→ Stored entries:
⟨

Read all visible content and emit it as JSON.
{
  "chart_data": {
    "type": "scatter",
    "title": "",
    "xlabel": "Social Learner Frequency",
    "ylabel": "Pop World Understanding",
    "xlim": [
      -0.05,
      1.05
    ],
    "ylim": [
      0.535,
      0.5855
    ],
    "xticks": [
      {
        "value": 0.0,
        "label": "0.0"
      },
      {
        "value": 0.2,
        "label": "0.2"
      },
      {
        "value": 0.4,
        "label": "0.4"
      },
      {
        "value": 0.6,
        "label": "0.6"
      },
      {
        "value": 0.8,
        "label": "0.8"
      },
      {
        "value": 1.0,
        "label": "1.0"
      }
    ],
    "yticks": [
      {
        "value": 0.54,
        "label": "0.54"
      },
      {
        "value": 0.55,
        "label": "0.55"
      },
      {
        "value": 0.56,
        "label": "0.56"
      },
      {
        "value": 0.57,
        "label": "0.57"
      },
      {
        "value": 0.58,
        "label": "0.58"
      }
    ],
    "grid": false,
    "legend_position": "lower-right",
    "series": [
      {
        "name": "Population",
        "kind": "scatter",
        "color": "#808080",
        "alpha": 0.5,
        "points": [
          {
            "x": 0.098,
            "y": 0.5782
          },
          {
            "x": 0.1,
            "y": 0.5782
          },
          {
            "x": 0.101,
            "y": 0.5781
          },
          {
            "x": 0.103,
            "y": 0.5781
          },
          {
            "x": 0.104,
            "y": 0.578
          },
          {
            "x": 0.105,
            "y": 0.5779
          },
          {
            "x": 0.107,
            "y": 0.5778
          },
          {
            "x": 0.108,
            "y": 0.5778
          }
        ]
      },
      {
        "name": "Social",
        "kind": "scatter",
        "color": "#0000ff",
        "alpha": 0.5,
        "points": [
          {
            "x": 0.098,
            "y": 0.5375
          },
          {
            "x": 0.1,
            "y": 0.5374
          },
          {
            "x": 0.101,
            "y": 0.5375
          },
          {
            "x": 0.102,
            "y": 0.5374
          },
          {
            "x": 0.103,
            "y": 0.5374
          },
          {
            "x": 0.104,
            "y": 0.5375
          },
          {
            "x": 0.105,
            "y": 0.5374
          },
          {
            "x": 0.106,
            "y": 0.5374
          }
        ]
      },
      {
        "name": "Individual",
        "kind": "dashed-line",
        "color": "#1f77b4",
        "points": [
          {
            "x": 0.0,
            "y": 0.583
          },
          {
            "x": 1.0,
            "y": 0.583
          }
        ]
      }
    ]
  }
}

⟩

→ What the task asks:
Transcribe every entry exactly.

→ Answer below:
Read all visible content and emit it as JSON.
{
  "chart_data": {
    "type": "scatter",
    "title": "",
    "xlabel": "Social Learner Frequency",
    "ylabel": "Pop World Understanding",
    "xlim": [
      -0.05,
      1.05
    ],
    "ylim": [
      0.535,
      0.5855
    ],
    "xticks": [
      {
        "value": 0.0,
        "label": "0.0"
      },
      {
        "value": 0.2,
        "label": "0.2"
      },
      {
        "value": 0.4,
        "label": "0.4"
      },
      {
        "value": 0.6,
        "label": "0.6"
      },
      {
        "value": 0.8,
        "label": "0.8"
      },
      {
        "value": 1.0,
        "label": "1.0"
      }
    ],
    "yticks": [
      {
        "value": 0.54,
        "label": "0.54"
      },
      {
        "value": 0.55,
        "label": "0.55"
      },
      {
        "value": 0.56,
        "label": "0.56"
      },
      {
        "value": 0.57,
        "label": "0.57"
      },
      {
        "value": 0.58,
        "label": "0.58"
      }
    ],
    "grid": false,
    "legend_position": "lower-right",
    "series": [
      {
        "name": "Population",
        "kind": "scatter",
        "color": "#808080",
        "alpha": 0.5,
        "points": [
          {
            "x": 0.098,
            "y": 0.5782
          },
          {
            "x": 0.1,
            "y": 0.5782
          },
          {
            "x": 0.101,
            "y": 0.5781
          },
          {
            "x": 0.103,
            "y": 0.5781
          },
          {
            "x": 0.104,
            "y": 0.578
          },
          {
            "x": 0.105,
            "y": 0.5779
          },
          {
            "x": 0.107,
            "y": 0.5778
          },
          {
            "x": 0.108,
            "y": 0.5778
          }
        ]
      },
      {
        "name": "Social",
        "kind": "scatter",
        "color": "#0000ff",
        "alpha": 0.5,
        "points": [
          {
            "x": 0.098,
            "y": 0.5375
          },
          {
            "x": 0.1,
            "y": 0.5374
          },
          {
            "x": 0.101,
            "y": 0.5375
          },
          {
            "x": 0.102,
            "y": 0.5374
          },
          {
            "x": 0.103,
            "y": 0.5374
          },
          {
            "x": 0.104,
            "y": 0.5375
          },
          {
            "x": 0.105,
            "y": 0.5374
          },
          {
            "x": 0.106,
            "y": 0.5374
          }
        ]
      },
      {
        "name": "Individual",
        "kind": "dashed-line",
        "color": "#1f77b4",
        "points": [
          {
            "x": 0.0,
            "y": 0.583
          },
          {
            "x": 1.0,
            "y": 0.583
          }
        ]
      }
    ]
  }
}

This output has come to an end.